Exercise » Pick out all lines in the listing holding the string "true" and copy them.

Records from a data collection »
┄┄┄┄┄┄┄┄┄┄┄┄┄┄┄┄┄┄┄┄
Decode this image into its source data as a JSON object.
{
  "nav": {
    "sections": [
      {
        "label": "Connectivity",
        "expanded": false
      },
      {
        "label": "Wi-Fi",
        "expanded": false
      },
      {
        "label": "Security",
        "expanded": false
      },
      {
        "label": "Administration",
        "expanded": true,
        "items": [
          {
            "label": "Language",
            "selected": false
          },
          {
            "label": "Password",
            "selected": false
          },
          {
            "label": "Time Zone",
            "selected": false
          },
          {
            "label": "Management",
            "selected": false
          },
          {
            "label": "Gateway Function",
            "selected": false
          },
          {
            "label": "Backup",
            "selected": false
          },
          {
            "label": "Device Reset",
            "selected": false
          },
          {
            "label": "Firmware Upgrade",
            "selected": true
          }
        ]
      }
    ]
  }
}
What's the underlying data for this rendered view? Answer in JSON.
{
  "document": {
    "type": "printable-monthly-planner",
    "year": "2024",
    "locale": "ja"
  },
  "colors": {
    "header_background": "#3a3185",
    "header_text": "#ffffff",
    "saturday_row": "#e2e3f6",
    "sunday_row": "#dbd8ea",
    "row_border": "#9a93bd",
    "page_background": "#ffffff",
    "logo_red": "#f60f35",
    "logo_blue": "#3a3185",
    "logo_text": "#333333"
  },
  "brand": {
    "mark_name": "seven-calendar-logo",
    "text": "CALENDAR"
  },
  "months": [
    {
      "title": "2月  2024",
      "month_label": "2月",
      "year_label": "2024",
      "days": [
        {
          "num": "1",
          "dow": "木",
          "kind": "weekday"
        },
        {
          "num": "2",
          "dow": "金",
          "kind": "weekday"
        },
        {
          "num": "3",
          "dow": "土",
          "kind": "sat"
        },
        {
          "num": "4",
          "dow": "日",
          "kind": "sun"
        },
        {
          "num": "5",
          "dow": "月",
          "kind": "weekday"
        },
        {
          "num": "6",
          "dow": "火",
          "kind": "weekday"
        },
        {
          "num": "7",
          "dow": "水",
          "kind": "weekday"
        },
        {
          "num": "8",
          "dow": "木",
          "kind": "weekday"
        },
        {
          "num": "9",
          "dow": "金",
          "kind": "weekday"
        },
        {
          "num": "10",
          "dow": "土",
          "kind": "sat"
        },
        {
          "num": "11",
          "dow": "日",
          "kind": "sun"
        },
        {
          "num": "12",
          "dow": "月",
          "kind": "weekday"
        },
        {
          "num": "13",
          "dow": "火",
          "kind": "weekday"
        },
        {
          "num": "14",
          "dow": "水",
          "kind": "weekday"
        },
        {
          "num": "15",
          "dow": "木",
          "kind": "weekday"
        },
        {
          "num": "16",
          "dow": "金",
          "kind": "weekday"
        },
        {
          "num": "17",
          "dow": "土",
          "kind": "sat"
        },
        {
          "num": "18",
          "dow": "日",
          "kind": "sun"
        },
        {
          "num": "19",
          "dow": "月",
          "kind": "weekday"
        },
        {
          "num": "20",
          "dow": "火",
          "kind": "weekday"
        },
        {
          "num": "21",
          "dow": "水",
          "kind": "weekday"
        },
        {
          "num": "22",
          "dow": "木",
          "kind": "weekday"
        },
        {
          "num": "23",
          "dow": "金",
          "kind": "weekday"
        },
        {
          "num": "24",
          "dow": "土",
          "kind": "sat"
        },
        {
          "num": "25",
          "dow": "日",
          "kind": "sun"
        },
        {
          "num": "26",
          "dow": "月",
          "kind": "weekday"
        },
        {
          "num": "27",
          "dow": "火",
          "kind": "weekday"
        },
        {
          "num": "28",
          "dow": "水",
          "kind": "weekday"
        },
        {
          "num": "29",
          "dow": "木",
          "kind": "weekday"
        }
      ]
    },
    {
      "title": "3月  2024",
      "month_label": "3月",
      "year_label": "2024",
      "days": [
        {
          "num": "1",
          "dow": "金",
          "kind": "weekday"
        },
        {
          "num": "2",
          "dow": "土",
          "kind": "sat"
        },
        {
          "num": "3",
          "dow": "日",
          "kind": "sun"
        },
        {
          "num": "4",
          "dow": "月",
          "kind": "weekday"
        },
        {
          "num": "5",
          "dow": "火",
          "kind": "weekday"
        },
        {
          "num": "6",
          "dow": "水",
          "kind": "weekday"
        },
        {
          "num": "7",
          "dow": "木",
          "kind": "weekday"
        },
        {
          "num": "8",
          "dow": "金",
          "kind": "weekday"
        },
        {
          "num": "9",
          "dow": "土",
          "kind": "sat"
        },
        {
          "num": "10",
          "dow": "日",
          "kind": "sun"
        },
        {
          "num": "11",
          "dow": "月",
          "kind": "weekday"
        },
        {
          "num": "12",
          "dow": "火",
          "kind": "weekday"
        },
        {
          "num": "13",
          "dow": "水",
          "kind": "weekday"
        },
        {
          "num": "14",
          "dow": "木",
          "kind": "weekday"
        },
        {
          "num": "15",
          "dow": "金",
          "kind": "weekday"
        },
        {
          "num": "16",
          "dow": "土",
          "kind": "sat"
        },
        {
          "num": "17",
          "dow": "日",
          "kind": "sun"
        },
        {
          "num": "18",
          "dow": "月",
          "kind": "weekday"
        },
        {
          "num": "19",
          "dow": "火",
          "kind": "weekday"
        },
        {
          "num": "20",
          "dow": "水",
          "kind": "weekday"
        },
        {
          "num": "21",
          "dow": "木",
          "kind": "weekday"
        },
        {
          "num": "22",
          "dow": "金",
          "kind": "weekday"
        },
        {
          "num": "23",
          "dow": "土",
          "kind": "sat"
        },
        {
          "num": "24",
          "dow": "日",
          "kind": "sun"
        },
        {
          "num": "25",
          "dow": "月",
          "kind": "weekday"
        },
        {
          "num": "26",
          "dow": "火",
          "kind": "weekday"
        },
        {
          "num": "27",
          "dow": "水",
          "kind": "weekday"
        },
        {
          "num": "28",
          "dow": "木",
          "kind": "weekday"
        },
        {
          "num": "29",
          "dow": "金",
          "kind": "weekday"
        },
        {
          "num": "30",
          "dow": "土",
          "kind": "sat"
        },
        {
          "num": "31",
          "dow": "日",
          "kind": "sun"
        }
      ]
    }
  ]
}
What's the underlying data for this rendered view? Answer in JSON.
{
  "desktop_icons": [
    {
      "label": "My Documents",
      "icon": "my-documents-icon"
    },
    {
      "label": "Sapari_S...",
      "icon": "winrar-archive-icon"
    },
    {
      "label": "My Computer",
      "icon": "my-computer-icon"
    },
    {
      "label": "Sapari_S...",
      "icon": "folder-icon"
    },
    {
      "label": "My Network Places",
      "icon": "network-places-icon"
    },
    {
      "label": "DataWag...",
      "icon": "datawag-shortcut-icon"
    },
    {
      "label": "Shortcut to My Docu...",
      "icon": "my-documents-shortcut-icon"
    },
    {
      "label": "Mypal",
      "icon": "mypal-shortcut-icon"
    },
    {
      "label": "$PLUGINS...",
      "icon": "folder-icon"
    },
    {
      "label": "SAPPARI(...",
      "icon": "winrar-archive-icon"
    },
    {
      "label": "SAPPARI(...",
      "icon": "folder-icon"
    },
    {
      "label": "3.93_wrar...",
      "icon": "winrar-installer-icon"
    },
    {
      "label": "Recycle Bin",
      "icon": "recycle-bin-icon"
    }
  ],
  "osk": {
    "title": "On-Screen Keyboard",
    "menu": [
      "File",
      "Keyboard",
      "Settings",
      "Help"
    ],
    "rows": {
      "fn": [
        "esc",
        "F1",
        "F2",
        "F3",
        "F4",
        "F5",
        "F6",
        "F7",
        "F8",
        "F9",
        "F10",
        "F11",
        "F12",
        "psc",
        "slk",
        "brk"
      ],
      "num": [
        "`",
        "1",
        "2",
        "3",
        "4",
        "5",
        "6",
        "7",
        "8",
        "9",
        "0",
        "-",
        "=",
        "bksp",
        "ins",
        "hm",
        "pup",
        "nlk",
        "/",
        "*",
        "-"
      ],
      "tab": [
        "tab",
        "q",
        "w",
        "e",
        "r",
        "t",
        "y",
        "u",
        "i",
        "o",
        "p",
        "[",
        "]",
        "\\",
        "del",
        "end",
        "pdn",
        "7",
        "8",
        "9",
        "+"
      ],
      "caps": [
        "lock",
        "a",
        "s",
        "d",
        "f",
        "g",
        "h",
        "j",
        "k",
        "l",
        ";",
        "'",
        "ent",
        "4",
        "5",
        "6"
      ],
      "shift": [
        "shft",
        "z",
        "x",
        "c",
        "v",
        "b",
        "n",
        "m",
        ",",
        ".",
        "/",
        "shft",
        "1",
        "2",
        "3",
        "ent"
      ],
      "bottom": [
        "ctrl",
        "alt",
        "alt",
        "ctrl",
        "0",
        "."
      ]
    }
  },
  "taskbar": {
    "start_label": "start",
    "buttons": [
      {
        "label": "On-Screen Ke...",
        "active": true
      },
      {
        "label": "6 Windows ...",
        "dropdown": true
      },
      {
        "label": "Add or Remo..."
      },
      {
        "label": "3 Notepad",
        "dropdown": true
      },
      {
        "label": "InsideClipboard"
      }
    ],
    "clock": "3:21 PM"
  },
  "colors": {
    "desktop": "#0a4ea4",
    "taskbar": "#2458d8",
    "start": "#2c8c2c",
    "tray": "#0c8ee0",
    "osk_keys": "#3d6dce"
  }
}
┄┄┄┄┄┄┄┄┄┄┄┄┄┄┄┄┄┄┄┄
Answer to this problem »
        "expanded": true,
            "selected": true
        "active": true
        "dropdown": true
        "dropdown": true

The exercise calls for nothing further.